** Aim **
Set out each line from the following listing that includes the word "الجيدة".

** Information provided **
☆ ☆ ☆ ☆ ☆ ☆ ☆

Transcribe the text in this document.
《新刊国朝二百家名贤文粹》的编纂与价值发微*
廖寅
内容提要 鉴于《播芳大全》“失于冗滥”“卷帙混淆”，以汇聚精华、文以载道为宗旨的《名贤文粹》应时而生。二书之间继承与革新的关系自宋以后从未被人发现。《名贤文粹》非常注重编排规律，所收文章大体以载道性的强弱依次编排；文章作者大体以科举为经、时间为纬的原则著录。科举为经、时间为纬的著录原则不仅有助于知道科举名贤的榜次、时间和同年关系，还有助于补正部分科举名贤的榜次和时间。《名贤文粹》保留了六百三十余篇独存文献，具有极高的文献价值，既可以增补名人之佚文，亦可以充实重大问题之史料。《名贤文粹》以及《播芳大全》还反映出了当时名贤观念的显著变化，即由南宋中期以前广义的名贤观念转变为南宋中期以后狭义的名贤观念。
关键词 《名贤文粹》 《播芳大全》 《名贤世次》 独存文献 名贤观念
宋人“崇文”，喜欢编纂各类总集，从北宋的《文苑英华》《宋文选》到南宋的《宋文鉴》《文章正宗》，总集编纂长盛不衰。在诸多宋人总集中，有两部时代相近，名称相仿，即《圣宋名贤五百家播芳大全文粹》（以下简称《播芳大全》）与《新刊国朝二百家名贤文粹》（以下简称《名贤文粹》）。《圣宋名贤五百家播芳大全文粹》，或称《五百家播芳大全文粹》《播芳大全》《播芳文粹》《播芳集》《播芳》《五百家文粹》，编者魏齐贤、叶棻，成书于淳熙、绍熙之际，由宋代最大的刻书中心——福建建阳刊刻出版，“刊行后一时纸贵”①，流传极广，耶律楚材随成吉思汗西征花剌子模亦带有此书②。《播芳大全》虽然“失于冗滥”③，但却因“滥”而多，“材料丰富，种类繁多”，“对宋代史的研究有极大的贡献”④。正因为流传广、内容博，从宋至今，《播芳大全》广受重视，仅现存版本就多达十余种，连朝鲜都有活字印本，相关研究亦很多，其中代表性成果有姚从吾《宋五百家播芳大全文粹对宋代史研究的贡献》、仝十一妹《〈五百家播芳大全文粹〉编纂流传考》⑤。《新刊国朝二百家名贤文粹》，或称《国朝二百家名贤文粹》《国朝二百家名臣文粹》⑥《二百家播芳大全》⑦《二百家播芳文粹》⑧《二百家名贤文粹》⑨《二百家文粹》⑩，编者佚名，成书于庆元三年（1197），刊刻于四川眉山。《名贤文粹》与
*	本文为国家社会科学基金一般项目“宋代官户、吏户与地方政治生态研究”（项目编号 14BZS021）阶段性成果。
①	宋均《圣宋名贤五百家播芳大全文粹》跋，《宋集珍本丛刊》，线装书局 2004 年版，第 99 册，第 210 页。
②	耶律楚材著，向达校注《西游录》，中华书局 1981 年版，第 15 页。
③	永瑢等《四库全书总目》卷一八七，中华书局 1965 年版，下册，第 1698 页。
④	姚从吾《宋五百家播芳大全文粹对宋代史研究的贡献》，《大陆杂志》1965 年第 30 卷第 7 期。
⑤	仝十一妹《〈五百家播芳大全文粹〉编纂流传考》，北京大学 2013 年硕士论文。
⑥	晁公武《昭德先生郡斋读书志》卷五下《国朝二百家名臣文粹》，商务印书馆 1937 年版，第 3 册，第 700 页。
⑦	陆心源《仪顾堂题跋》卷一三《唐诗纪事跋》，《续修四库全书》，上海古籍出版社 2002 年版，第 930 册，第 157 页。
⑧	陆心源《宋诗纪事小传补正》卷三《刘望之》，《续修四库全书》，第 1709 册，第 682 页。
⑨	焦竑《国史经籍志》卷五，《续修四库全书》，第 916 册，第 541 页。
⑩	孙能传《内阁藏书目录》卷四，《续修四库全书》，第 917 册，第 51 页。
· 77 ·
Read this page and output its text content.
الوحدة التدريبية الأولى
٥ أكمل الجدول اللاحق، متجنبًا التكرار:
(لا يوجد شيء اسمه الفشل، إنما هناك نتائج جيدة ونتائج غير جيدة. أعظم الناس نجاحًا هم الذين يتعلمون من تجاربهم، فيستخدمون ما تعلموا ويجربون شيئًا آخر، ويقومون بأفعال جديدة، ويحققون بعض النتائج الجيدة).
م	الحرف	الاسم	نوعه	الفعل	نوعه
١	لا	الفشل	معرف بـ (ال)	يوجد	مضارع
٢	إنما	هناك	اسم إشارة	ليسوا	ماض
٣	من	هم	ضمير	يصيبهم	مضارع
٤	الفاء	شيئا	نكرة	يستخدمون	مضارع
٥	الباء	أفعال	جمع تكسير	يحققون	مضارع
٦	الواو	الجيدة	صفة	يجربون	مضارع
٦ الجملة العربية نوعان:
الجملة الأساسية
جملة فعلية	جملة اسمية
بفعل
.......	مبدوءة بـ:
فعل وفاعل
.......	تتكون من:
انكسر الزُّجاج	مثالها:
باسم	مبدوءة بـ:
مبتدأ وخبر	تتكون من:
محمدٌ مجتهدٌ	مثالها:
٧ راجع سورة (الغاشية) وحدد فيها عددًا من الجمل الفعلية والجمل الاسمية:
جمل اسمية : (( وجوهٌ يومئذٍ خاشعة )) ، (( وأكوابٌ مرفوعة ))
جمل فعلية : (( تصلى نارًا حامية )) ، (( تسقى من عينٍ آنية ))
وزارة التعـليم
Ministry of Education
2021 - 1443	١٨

☆ ☆ ☆ ☆ ☆ ☆ ☆

** Task solution **
(لا يوجد شيء اسمه الفشل، إنما هناك نتائج جيدة ونتائج غير جيدة. أعظم الناس نجاحًا هم الذين يتعلمون من تجاربهم، فيستخدمون ما تعلموا ويجربون شيئًا آخر، ويقومون بأفعال جديدة، ويحققون بعض النتائج الجيدة).
٦	الواو	الجيدة	صفة	يجربون	مضارع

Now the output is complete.